### CHALLENGE
List each line of the data that holds the word "this".

### DATASET
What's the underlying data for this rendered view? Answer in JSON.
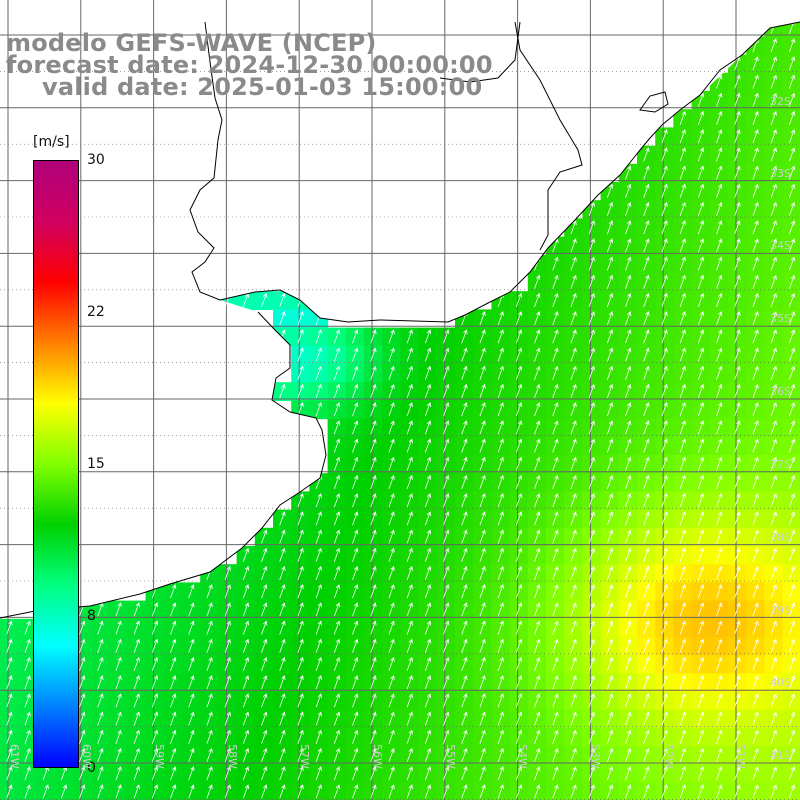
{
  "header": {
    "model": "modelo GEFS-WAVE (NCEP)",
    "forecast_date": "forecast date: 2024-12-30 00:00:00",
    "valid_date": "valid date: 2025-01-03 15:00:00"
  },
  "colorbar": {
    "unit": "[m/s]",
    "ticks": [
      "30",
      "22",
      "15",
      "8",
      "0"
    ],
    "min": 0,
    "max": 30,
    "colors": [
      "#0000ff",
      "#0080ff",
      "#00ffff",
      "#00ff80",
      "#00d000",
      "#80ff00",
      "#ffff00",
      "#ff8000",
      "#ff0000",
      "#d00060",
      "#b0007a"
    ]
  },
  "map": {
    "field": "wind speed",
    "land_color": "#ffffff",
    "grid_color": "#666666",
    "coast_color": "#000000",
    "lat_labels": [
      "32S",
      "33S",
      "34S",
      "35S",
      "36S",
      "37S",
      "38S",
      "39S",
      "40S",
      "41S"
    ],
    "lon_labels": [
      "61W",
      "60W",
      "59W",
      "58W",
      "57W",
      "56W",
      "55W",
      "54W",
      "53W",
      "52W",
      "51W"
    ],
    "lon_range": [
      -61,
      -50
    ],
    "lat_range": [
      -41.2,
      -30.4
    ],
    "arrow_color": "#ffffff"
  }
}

* * *

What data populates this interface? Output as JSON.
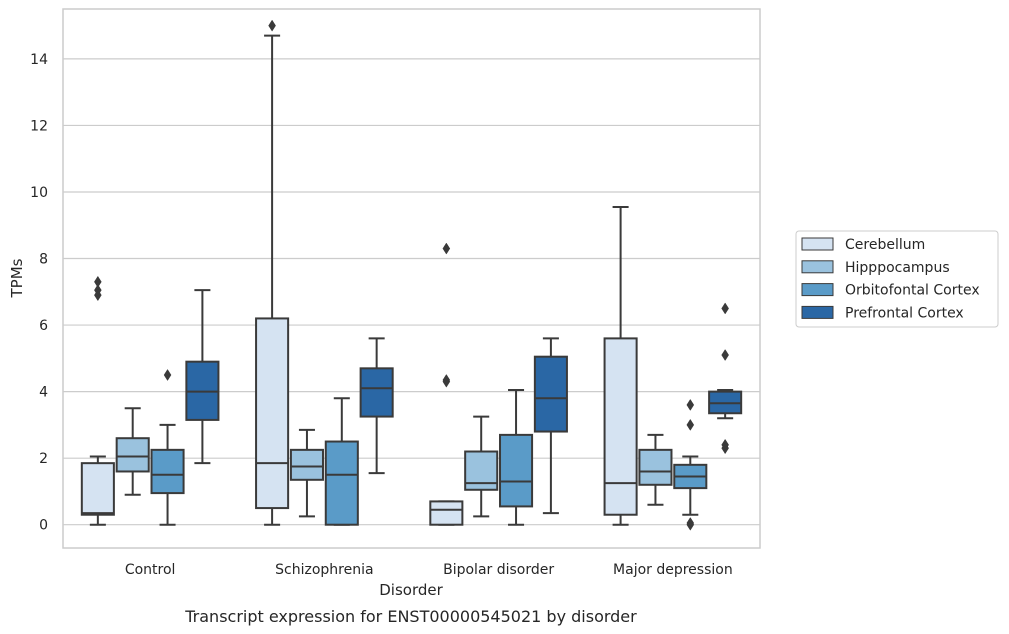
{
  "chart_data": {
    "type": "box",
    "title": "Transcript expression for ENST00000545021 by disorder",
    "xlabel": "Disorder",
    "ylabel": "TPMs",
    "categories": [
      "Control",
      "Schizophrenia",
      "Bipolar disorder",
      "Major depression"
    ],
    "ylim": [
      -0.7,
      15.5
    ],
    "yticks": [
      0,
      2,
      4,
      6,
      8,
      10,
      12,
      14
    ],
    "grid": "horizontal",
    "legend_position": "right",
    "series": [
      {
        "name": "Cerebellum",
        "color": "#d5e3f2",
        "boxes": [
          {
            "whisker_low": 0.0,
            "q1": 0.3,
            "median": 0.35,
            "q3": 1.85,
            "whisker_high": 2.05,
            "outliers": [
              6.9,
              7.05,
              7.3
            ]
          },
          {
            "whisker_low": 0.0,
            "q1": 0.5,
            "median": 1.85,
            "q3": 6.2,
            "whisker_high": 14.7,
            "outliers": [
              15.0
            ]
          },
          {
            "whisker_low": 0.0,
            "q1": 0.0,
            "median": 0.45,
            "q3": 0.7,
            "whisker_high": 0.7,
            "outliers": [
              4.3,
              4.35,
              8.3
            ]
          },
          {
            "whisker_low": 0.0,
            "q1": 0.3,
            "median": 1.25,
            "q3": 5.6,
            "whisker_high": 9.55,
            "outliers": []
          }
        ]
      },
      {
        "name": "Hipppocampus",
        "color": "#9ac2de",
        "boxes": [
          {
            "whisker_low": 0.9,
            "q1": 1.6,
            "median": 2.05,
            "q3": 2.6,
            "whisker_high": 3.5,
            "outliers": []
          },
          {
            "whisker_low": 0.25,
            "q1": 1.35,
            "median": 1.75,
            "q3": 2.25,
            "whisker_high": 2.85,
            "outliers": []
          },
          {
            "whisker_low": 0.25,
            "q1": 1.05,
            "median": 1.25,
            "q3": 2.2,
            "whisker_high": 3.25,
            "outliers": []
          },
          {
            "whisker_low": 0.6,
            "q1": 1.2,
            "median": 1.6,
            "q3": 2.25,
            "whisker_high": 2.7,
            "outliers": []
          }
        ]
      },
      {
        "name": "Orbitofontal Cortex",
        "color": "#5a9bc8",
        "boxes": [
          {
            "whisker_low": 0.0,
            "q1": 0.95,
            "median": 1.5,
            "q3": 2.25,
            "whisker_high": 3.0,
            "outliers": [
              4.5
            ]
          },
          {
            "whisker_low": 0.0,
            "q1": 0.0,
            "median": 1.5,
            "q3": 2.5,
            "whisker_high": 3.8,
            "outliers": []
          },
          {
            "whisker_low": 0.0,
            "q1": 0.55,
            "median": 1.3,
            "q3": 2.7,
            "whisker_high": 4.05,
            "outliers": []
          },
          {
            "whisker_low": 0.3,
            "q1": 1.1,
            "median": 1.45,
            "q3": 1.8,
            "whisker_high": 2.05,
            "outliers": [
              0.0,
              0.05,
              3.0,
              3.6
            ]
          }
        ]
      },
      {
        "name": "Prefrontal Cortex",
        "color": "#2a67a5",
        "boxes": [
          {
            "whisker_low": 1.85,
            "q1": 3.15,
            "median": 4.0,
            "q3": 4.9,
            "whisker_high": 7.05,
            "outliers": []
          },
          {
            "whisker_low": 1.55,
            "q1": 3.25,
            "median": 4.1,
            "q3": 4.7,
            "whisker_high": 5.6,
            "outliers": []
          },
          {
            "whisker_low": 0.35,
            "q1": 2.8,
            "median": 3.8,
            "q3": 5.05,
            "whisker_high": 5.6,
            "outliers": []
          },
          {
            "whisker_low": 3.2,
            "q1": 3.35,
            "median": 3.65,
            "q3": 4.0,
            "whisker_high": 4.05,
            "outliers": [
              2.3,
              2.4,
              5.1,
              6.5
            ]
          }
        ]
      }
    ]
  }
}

### TASK ANSWER
What's the underlying data for this rendered view? Answer in JSON.
What data populates this interface? Output as JSON.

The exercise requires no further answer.